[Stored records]
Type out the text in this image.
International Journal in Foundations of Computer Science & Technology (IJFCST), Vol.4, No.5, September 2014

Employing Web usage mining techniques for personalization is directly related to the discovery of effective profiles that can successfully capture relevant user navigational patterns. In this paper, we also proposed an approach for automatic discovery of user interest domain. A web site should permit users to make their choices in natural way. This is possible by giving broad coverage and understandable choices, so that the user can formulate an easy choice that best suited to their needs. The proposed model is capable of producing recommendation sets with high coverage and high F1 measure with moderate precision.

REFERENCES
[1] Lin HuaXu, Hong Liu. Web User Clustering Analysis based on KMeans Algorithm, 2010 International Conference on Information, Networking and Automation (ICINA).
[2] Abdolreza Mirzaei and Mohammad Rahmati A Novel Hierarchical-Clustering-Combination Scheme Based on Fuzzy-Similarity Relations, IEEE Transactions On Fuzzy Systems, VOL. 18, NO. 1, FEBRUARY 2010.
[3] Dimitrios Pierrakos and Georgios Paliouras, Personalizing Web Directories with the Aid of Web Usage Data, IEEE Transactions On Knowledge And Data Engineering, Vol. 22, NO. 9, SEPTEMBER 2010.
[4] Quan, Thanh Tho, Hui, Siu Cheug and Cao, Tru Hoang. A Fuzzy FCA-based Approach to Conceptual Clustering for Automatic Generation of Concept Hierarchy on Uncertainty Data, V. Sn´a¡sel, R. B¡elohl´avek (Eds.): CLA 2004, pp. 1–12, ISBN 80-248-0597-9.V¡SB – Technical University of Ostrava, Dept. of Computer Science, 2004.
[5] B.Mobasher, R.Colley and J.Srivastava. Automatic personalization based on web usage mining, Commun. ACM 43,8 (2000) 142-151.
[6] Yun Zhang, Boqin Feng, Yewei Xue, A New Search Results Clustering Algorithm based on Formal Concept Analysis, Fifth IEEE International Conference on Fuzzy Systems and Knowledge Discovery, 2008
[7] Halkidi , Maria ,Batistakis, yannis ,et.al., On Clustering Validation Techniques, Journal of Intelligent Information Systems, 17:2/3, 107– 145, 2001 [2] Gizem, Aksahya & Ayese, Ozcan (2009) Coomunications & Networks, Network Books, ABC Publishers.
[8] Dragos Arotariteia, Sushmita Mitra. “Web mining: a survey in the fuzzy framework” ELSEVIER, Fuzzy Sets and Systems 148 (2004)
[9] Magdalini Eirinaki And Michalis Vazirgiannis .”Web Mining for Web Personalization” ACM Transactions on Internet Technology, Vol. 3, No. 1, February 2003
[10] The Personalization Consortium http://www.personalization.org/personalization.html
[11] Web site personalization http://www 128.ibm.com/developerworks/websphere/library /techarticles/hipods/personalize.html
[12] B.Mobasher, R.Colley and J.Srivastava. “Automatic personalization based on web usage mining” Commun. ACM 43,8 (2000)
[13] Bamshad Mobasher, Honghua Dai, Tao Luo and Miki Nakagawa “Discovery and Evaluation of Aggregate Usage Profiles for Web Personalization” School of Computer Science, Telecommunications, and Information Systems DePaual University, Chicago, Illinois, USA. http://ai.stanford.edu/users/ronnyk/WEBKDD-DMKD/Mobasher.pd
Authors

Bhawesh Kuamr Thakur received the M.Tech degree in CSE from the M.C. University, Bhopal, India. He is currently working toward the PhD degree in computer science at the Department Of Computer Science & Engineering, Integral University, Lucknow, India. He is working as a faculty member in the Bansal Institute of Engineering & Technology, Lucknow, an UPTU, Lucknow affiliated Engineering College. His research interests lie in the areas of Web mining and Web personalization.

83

## [The problem]
List all lines where "Information" occurs.

## [Result]
[1] Lin HuaXu, Hong Liu. Web User Clustering Analysis based on KMeans Algorithm, 2010 International Conference on Information, Networking and Automation (ICINA).
[7] Halkidi , Maria ,Batistakis, yannis ,et.al., On Clustering Validation Techniques, Journal of Intelligent Information Systems, 17:2/3, 107– 145, 2001 [2] Gizem, Aksahya & Ayese, Ozcan (2009) Coomunications & Networks, Network Books, ABC Publishers.
[13] Bamshad Mobasher, Honghua Dai, Tao Luo and Miki Nakagawa “Discovery and Evaluation of Aggregate Usage Profiles for Web Personalization” School of Computer Science, Telecommunications, and Information Systems DePaual University, Chicago, Illinois, USA. http://ai.stanford.edu/users/ronnyk/WEBKDD-DMKD/Mobasher.pd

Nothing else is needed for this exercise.